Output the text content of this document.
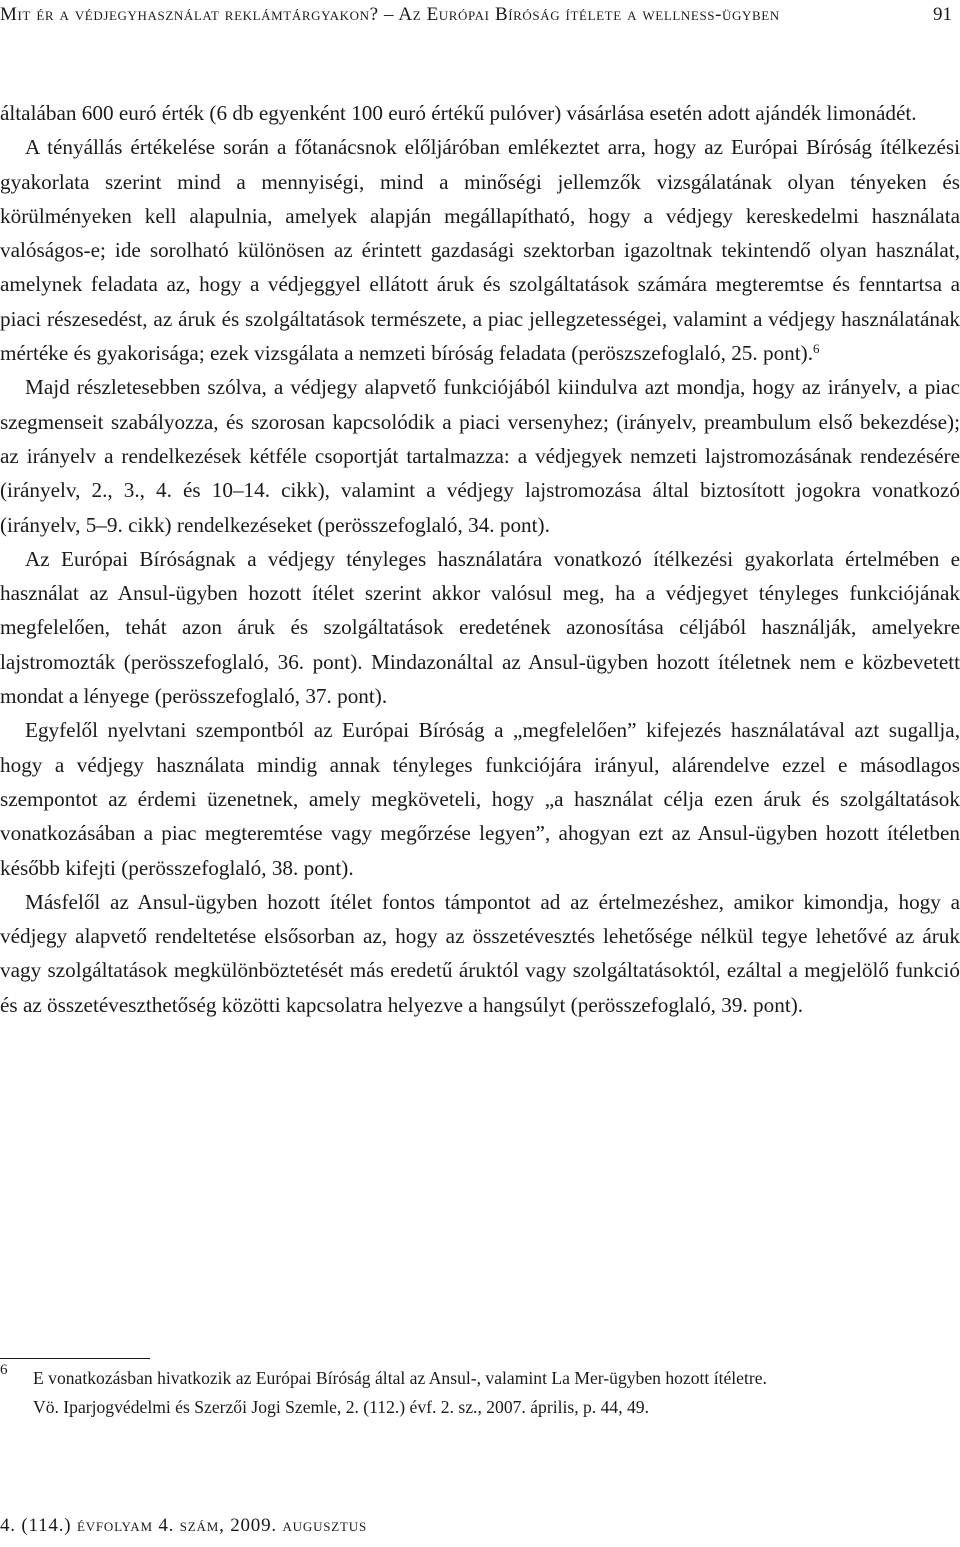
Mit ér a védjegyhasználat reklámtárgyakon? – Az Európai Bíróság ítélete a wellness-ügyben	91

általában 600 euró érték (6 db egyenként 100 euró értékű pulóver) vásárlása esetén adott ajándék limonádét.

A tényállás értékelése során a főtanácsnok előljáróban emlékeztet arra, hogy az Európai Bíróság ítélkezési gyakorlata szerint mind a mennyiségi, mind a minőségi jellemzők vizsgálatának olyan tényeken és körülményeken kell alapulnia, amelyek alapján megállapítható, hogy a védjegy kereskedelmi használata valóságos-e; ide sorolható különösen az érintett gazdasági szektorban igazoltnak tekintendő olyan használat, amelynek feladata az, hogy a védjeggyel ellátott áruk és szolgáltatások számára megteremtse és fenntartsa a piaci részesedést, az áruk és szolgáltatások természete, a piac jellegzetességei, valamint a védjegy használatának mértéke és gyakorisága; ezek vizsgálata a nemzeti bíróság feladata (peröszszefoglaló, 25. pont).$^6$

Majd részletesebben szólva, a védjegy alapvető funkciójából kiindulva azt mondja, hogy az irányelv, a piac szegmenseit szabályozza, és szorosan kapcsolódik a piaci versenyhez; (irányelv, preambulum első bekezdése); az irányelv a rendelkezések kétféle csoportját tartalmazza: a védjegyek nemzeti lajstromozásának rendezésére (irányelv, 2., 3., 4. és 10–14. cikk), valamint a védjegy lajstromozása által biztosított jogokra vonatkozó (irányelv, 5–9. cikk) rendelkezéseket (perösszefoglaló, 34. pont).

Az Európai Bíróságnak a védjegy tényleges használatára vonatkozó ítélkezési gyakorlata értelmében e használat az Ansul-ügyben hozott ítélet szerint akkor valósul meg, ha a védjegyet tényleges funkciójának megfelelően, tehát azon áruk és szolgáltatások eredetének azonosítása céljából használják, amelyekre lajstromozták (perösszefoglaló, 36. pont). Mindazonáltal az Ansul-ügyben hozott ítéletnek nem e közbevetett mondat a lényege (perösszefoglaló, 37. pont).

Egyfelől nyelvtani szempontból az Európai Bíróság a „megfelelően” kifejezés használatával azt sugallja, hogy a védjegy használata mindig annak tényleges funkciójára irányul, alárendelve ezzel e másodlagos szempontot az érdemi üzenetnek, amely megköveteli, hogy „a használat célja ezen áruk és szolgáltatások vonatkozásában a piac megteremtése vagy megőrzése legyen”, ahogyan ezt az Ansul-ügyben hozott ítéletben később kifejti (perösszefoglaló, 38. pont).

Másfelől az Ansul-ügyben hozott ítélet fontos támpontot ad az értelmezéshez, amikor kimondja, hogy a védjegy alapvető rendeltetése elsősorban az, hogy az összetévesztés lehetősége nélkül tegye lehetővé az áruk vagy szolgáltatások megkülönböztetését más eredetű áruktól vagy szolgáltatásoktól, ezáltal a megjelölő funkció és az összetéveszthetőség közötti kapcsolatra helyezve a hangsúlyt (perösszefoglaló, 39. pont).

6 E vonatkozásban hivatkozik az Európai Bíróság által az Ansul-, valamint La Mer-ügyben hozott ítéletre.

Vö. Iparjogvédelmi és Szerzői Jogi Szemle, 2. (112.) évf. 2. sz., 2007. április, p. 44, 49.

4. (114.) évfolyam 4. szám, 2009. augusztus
********************
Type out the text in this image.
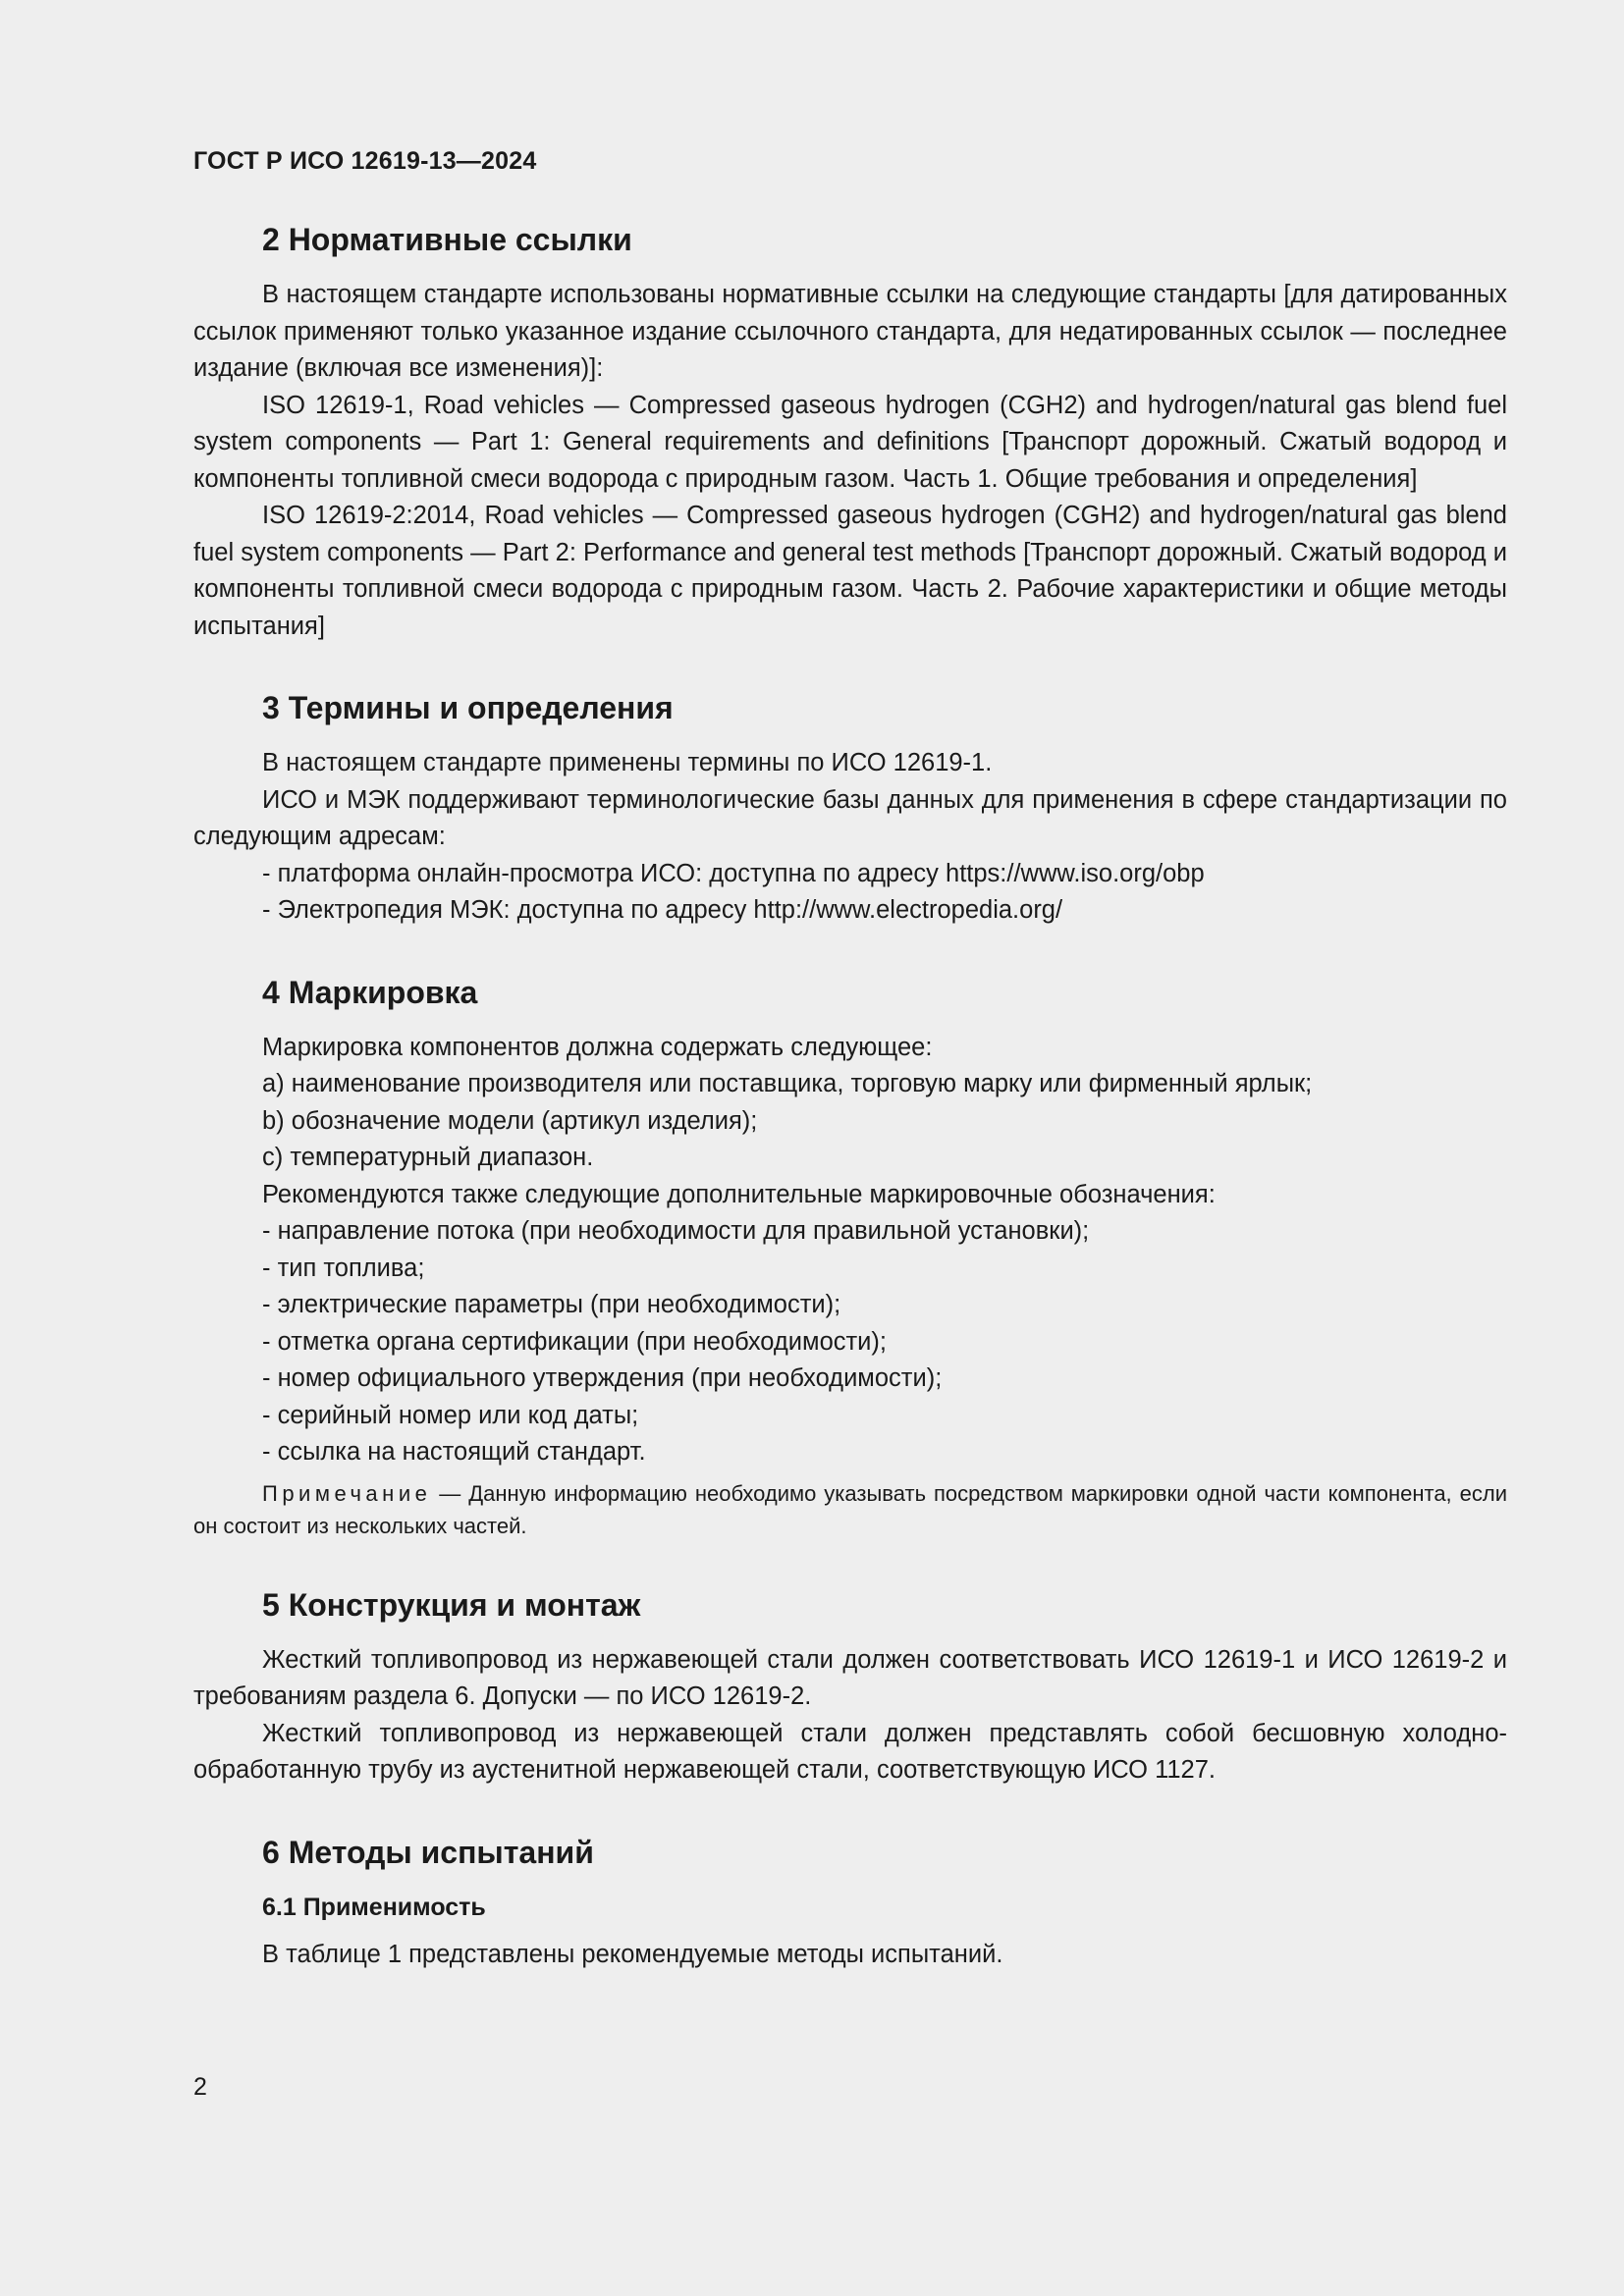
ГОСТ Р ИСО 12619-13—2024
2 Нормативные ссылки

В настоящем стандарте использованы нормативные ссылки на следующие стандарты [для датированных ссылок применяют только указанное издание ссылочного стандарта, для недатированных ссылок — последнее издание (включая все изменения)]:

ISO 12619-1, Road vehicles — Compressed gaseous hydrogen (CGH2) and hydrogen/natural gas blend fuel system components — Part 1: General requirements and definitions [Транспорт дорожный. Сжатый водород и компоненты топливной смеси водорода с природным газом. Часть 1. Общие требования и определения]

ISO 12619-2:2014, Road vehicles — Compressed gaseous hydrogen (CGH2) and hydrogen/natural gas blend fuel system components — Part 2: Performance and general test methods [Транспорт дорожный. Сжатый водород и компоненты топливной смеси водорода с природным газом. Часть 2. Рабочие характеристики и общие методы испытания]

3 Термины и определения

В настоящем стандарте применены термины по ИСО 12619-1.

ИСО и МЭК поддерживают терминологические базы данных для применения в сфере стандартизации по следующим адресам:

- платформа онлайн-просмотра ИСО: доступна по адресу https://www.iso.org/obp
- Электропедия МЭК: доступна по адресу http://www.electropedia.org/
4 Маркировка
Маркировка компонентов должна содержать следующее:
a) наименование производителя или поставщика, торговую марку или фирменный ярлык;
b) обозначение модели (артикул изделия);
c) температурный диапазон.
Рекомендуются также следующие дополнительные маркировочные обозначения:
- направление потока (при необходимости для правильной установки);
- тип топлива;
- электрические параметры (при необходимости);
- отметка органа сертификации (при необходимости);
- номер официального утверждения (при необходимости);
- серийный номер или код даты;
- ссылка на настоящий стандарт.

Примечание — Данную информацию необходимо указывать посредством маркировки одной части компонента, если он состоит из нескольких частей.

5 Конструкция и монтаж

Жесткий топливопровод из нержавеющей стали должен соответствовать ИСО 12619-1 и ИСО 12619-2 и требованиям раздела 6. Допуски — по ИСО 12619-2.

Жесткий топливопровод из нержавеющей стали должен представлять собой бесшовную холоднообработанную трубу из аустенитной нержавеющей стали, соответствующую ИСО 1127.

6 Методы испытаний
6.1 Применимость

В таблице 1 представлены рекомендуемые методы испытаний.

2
********************
• Short exercise
Find every line above that contains the word "водород", and return each one.

• Full output
ISO 12619-1, Road vehicles — Compressed gaseous hydrogen (CGH2) and hydrogen/natural gas blend fuel system components — Part 1: General requirements and definitions [Транспорт дорожный. Сжатый водород и компоненты топливной смеси водорода с природным газом. Часть 1. Общие требования и определения]
ISO 12619-2:2014, Road vehicles — Compressed gaseous hydrogen (CGH2) and hydrogen/natural gas blend fuel system components — Part 2: Performance and general test methods [Транспорт дорожный. Сжатый водород и компоненты топливной смеси водорода с природным газом. Часть 2. Рабочие характеристики и общие методы испытания]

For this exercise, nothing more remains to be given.